GIVEN PROBLEM 1: In the book review, what does the Emissary stand for in the book?
GIVEN PROBLEM 2: Duplicate part of the book review, starting at the words "Iain McGilchrist, Yale" and stopping after the words "by its subtitle.".

PAGE:

------------

The Divided Brain and the Making of the Western World

Iain McGilchrist, Yale University Press, 2009; hbk, 597pp, ISBN 978-0-300-14878-7, £25.00; pbk available in October, ISBN 978-0-300-16892-1, £10.99. (First published in STATNews, September 2010)

Review by Ron Colyer

 

This is a book of enormous scope, whose two parts are illustrated by its subtitle.

The title refers to an old Sufi tale, in which the Master is an enlightened sage who, as his teaching spreads more and more widely, delegates the administration of it to his favoured disciple. This Emissary gradually takes control of the teachings. He has a vast amount of knowledge, but it is piecemeal, and does not stem from a deep understanding of his experience in and of the world. In the book he stands for the left hemisphere, that part of us which analyses and ‘re-presents’ (McGilchrist’s hyphen elegantly emphasises the point).

The argument is that Western culture has arrived at a stage in which what the author identifies as left hemisphere modes of thought and expression are too dominant, with a corresponding weakening of the functioning of the right hemisphere, with its capacity to sense things as a whole, in depth and context. McGilchrist’s objective is to plead for the restoration of balance:

 

"The right hemisphere, the one that believes, but does not know, has to depend on the other, the left hemisphere, that knows, but doesn’t believe. … The Master needs to trust, to believe in his Emissary, knowing all the while that that trust may be abused. The Emissary knows, but knows wrongly, that he is invulnerable. If the relationship holds, they are invincible: but if it is abused, it is not just the Master that suffers, but both of them, since the Emissary owes his existence to the Master."

------------

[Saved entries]

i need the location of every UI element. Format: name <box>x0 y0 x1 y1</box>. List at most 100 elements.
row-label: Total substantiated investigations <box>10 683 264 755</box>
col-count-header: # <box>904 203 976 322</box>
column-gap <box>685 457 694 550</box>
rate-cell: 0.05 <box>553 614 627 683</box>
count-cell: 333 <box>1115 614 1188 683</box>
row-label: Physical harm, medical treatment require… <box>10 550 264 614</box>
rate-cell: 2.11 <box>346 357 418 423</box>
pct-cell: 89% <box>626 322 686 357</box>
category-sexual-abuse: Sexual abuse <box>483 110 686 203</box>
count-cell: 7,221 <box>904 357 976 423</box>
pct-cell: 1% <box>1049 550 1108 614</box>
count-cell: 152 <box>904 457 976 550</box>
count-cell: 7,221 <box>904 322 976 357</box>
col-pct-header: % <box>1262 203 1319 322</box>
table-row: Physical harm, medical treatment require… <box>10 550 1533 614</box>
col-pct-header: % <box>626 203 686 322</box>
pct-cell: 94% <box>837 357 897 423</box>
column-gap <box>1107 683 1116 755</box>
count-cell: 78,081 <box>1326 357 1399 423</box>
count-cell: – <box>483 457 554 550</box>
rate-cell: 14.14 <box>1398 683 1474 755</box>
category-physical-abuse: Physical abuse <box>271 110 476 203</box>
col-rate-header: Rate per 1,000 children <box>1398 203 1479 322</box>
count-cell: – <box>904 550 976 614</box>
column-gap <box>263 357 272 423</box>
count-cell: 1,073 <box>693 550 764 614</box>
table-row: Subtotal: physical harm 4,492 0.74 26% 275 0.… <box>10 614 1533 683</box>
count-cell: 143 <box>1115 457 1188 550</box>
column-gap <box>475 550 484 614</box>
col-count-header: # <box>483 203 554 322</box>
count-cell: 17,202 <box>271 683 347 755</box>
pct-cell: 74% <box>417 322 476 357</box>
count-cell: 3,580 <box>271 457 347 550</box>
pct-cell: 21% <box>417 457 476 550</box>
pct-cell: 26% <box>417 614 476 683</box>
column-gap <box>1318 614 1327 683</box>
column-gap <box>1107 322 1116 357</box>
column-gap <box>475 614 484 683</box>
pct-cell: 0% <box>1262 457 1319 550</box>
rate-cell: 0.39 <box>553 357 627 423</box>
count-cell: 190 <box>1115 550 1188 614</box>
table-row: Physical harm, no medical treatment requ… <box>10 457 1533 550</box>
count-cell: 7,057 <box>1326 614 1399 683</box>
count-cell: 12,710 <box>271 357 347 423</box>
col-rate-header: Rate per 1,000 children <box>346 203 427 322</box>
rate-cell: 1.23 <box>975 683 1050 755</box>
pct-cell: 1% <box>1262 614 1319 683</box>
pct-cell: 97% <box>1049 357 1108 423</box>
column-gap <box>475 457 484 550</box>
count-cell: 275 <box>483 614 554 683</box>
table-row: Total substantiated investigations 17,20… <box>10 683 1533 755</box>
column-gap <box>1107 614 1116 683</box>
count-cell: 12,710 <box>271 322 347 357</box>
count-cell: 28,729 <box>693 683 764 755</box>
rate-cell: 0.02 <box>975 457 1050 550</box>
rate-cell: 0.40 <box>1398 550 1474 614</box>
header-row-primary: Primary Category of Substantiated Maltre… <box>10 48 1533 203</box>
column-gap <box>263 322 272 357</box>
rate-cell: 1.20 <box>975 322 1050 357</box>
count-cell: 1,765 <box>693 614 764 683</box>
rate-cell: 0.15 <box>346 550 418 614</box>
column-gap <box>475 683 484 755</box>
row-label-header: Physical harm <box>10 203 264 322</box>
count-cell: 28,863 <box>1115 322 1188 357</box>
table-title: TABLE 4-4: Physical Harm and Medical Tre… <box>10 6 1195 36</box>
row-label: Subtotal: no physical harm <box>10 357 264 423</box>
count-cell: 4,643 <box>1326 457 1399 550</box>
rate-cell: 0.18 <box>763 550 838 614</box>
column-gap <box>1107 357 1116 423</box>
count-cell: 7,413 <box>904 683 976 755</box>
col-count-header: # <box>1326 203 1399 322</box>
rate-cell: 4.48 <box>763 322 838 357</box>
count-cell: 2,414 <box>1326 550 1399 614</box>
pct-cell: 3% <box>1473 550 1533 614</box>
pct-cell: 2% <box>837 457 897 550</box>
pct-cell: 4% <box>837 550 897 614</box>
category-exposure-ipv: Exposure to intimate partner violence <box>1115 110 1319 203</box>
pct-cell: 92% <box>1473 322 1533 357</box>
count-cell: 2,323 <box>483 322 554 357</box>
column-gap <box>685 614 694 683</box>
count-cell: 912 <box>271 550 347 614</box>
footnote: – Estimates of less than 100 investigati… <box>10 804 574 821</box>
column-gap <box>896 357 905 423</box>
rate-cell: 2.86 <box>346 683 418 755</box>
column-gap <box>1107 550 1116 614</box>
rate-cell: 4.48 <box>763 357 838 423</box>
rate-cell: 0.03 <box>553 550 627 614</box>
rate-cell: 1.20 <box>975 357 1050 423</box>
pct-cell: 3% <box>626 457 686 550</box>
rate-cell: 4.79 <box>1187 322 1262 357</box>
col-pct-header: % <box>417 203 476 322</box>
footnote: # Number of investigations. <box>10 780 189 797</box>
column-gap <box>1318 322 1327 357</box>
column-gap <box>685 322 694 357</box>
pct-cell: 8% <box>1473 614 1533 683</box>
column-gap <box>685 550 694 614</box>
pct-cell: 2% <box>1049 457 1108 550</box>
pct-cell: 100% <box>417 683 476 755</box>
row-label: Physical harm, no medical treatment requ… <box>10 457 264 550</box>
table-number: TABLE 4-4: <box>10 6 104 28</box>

------------

RESPONSE 1: The left hemisphere.

RESPONSE 2:
Iain McGilchrist, Yale University Press, 2009; hbk, 597pp, ISBN 978-0-300-14878-7, £25.00; pbk available in October, ISBN 978-0-300-16892-1, £10.99. (First published in STATNews, September 2010)

Review by Ron Colyer

 

This is a book of enormous scope, whose two parts are illustrated by its subtitle.